- Prompt -
Repeat the whole listing exactly.

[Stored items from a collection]
╔══

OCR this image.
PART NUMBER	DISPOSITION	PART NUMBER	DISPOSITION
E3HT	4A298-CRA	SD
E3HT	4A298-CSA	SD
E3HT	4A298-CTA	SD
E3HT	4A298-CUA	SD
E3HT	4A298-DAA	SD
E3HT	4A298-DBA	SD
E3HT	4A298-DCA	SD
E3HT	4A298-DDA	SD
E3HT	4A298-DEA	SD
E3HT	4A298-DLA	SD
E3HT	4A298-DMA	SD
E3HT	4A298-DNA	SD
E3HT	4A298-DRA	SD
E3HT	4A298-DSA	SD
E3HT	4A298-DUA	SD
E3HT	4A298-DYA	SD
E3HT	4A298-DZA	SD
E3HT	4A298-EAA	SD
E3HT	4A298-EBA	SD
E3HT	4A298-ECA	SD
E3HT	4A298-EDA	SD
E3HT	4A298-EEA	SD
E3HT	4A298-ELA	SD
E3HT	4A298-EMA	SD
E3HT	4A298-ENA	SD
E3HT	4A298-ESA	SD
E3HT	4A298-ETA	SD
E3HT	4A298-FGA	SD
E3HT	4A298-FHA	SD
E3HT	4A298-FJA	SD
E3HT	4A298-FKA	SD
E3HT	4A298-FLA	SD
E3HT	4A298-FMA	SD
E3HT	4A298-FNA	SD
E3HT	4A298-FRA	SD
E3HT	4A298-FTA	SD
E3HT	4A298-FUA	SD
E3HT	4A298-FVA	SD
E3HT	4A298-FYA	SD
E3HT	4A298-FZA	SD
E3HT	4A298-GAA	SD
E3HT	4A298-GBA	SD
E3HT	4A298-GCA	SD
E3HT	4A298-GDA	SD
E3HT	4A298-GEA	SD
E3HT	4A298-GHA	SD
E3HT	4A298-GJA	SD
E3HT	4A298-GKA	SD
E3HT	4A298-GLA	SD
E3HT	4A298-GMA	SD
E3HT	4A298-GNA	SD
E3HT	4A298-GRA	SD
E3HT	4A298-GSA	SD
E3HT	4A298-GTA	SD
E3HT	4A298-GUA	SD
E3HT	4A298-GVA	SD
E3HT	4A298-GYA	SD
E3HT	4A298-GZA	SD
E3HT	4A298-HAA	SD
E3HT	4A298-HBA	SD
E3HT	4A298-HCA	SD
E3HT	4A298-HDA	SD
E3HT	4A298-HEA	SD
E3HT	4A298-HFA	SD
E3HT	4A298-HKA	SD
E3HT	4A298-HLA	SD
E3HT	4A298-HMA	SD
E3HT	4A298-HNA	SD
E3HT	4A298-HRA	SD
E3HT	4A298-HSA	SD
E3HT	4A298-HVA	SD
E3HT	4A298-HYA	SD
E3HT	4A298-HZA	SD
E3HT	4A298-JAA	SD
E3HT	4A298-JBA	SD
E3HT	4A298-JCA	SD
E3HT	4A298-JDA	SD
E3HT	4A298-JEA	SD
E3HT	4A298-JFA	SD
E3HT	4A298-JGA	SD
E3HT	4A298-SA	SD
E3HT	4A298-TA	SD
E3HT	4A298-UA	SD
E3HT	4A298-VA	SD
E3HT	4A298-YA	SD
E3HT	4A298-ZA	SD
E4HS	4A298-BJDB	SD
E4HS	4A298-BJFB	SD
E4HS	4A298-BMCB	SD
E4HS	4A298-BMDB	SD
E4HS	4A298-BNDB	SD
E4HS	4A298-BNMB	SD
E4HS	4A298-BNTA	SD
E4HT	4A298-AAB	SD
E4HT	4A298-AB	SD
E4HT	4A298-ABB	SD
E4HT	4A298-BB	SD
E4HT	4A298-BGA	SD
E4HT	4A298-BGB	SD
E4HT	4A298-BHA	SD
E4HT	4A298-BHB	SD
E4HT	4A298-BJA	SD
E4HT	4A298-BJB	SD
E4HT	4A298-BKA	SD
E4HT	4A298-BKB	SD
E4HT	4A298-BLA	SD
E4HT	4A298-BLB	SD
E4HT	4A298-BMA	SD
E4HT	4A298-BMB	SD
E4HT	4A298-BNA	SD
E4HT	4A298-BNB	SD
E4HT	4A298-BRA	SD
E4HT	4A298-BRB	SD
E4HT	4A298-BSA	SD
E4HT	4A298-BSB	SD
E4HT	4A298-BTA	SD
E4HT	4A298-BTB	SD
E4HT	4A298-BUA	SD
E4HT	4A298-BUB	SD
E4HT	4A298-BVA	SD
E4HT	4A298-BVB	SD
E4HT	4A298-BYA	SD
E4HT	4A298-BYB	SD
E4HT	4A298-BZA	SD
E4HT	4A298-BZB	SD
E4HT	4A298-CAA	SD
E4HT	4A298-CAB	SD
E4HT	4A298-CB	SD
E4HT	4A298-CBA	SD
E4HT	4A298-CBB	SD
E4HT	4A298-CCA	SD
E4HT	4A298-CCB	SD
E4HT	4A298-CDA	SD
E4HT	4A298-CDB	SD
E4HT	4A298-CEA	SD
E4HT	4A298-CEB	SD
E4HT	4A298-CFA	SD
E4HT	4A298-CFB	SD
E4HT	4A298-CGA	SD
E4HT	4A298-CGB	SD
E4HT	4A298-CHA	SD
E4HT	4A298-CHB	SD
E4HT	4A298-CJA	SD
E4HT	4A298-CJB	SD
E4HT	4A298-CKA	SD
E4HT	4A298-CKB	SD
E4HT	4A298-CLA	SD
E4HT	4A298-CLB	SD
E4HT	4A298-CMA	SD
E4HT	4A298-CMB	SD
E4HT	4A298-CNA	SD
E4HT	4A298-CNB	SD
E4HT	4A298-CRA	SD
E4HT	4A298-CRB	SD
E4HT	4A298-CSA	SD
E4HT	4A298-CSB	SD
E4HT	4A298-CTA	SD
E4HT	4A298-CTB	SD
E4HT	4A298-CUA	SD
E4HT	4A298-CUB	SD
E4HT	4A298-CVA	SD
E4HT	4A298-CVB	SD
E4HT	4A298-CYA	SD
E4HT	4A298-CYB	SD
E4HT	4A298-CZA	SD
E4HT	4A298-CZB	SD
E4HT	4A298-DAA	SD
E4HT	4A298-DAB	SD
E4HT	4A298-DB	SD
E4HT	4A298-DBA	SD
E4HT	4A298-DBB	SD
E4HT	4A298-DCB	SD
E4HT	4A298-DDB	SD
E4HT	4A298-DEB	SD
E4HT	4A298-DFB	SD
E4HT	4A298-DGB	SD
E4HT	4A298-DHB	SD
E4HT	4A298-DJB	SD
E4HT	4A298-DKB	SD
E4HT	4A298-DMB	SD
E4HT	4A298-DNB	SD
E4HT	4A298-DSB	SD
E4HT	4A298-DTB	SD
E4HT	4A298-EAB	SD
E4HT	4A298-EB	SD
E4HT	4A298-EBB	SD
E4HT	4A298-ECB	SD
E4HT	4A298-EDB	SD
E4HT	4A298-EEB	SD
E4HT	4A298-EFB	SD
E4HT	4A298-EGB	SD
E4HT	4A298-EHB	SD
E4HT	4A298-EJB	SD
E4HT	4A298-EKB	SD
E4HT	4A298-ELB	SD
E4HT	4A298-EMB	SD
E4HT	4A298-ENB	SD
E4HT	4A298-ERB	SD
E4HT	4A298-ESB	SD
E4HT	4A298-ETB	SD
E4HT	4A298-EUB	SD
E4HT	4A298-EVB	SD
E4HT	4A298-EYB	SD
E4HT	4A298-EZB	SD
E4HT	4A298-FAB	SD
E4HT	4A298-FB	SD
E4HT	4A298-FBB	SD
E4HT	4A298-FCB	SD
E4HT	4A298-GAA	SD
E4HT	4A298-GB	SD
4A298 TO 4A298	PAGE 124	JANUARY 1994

╚══

- Response to this task -
OCR this image.
PART NUMBER	DISPOSITION	PART NUMBER	DISPOSITION
E3HT	4A298-CRA	SD
E3HT	4A298-CSA	SD
E3HT	4A298-CTA	SD
E3HT	4A298-CUA	SD
E3HT	4A298-DAA	SD
E3HT	4A298-DBA	SD
E3HT	4A298-DCA	SD
E3HT	4A298-DDA	SD
E3HT	4A298-DEA	SD
E3HT	4A298-DLA	SD
E3HT	4A298-DMA	SD
E3HT	4A298-DNA	SD
E3HT	4A298-DRA	SD
E3HT	4A298-DSA	SD
E3HT	4A298-DUA	SD
E3HT	4A298-DYA	SD
E3HT	4A298-DZA	SD
E3HT	4A298-EAA	SD
E3HT	4A298-EBA	SD
E3HT	4A298-ECA	SD
E3HT	4A298-EDA	SD
E3HT	4A298-EEA	SD
E3HT	4A298-ELA	SD
E3HT	4A298-EMA	SD
E3HT	4A298-ENA	SD
E3HT	4A298-ESA	SD
E3HT	4A298-ETA	SD
E3HT	4A298-FGA	SD
E3HT	4A298-FHA	SD
E3HT	4A298-FJA	SD
E3HT	4A298-FKA	SD
E3HT	4A298-FLA	SD
E3HT	4A298-FMA	SD
E3HT	4A298-FNA	SD
E3HT	4A298-FRA	SD
E3HT	4A298-FTA	SD
E3HT	4A298-FUA	SD
E3HT	4A298-FVA	SD
E3HT	4A298-FYA	SD
E3HT	4A298-FZA	SD
E3HT	4A298-GAA	SD
E3HT	4A298-GBA	SD
E3HT	4A298-GCA	SD
E3HT	4A298-GDA	SD
E3HT	4A298-GEA	SD
E3HT	4A298-GHA	SD
E3HT	4A298-GJA	SD
E3HT	4A298-GKA	SD
E3HT	4A298-GLA	SD
E3HT	4A298-GMA	SD
E3HT	4A298-GNA	SD
E3HT	4A298-GRA	SD
E3HT	4A298-GSA	SD
E3HT	4A298-GTA	SD
E3HT	4A298-GUA	SD
E3HT	4A298-GVA	SD
E3HT	4A298-GYA	SD
E3HT	4A298-GZA	SD
E3HT	4A298-HAA	SD
E3HT	4A298-HBA	SD
E3HT	4A298-HCA	SD
E3HT	4A298-HDA	SD
E3HT	4A298-HEA	SD
E3HT	4A298-HFA	SD
E3HT	4A298-HKA	SD
E3HT	4A298-HLA	SD
E3HT	4A298-HMA	SD
E3HT	4A298-HNA	SD
E3HT	4A298-HRA	SD
E3HT	4A298-HSA	SD
E3HT	4A298-HVA	SD
E3HT	4A298-HYA	SD
E3HT	4A298-HZA	SD
E3HT	4A298-JAA	SD
E3HT	4A298-JBA	SD
E3HT	4A298-JCA	SD
E3HT	4A298-JDA	SD
E3HT	4A298-JEA	SD
E3HT	4A298-JFA	SD
E3HT	4A298-JGA	SD
E3HT	4A298-SA	SD
E3HT	4A298-TA	SD
E3HT	4A298-UA	SD
E3HT	4A298-VA	SD
E3HT	4A298-YA	SD
E3HT	4A298-ZA	SD
E4HS	4A298-BJDB	SD
E4HS	4A298-BJFB	SD
E4HS	4A298-BMCB	SD
E4HS	4A298-BMDB	SD
E4HS	4A298-BNDB	SD
E4HS	4A298-BNMB	SD
E4HS	4A298-BNTA	SD
E4HT	4A298-AAB	SD
E4HT	4A298-AB	SD
E4HT	4A298-ABB	SD
E4HT	4A298-BB	SD
E4HT	4A298-BGA	SD
E4HT	4A298-BGB	SD
E4HT	4A298-BHA	SD
E4HT	4A298-BHB	SD
E4HT	4A298-BJA	SD
E4HT	4A298-BJB	SD
E4HT	4A298-BKA	SD
E4HT	4A298-BKB	SD
E4HT	4A298-BLA	SD
E4HT	4A298-BLB	SD
E4HT	4A298-BMA	SD
E4HT	4A298-BMB	SD
E4HT	4A298-BNA	SD
E4HT	4A298-BNB	SD
E4HT	4A298-BRA	SD
E4HT	4A298-BRB	SD
E4HT	4A298-BSA	SD
E4HT	4A298-BSB	SD
E4HT	4A298-BTA	SD
E4HT	4A298-BTB	SD
E4HT	4A298-BUA	SD
E4HT	4A298-BUB	SD
E4HT	4A298-BVA	SD
E4HT	4A298-BVB	SD
E4HT	4A298-BYA	SD
E4HT	4A298-BYB	SD
E4HT	4A298-BZA	SD
E4HT	4A298-BZB	SD
E4HT	4A298-CAA	SD
E4HT	4A298-CAB	SD
E4HT	4A298-CB	SD
E4HT	4A298-CBA	SD
E4HT	4A298-CBB	SD
E4HT	4A298-CCA	SD
E4HT	4A298-CCB	SD
E4HT	4A298-CDA	SD
E4HT	4A298-CDB	SD
E4HT	4A298-CEA	SD
E4HT	4A298-CEB	SD
E4HT	4A298-CFA	SD
E4HT	4A298-CFB	SD
E4HT	4A298-CGA	SD
E4HT	4A298-CGB	SD
E4HT	4A298-CHA	SD
E4HT	4A298-CHB	SD
E4HT	4A298-CJA	SD
E4HT	4A298-CJB	SD
E4HT	4A298-CKA	SD
E4HT	4A298-CKB	SD
E4HT	4A298-CLA	SD
E4HT	4A298-CLB	SD
E4HT	4A298-CMA	SD
E4HT	4A298-CMB	SD
E4HT	4A298-CNA	SD
E4HT	4A298-CNB	SD
E4HT	4A298-CRA	SD
E4HT	4A298-CRB	SD
E4HT	4A298-CSA	SD
E4HT	4A298-CSB	SD
E4HT	4A298-CTA	SD
E4HT	4A298-CTB	SD
E4HT	4A298-CUA	SD
E4HT	4A298-CUB	SD
E4HT	4A298-CVA	SD
E4HT	4A298-CVB	SD
E4HT	4A298-CYA	SD
E4HT	4A298-CYB	SD
E4HT	4A298-CZA	SD
E4HT	4A298-CZB	SD
E4HT	4A298-DAA	SD
E4HT	4A298-DAB	SD
E4HT	4A298-DB	SD
E4HT	4A298-DBA	SD
E4HT	4A298-DBB	SD
E4HT	4A298-DCB	SD
E4HT	4A298-DDB	SD
E4HT	4A298-DEB	SD
E4HT	4A298-DFB	SD
E4HT	4A298-DGB	SD
E4HT	4A298-DHB	SD
E4HT	4A298-DJB	SD
E4HT	4A298-DKB	SD
E4HT	4A298-DMB	SD
E4HT	4A298-DNB	SD
E4HT	4A298-DSB	SD
E4HT	4A298-DTB	SD
E4HT	4A298-EAB	SD
E4HT	4A298-EB	SD
E4HT	4A298-EBB	SD
E4HT	4A298-ECB	SD
E4HT	4A298-EDB	SD
E4HT	4A298-EEB	SD
E4HT	4A298-EFB	SD
E4HT	4A298-EGB	SD
E4HT	4A298-EHB	SD
E4HT	4A298-EJB	SD
E4HT	4A298-EKB	SD
E4HT	4A298-ELB	SD
E4HT	4A298-EMB	SD
E4HT	4A298-ENB	SD
E4HT	4A298-ERB	SD
E4HT	4A298-ESB	SD
E4HT	4A298-ETB	SD
E4HT	4A298-EUB	SD
E4HT	4A298-EVB	SD
E4HT	4A298-EYB	SD
E4HT	4A298-EZB	SD
E4HT	4A298-FAB	SD
E4HT	4A298-FB	SD
E4HT	4A298-FBB	SD
E4HT	4A298-FCB	SD
E4HT	4A298-GAA	SD
E4HT	4A298-GB	SD
4A298 TO 4A298	PAGE 124	JANUARY 1994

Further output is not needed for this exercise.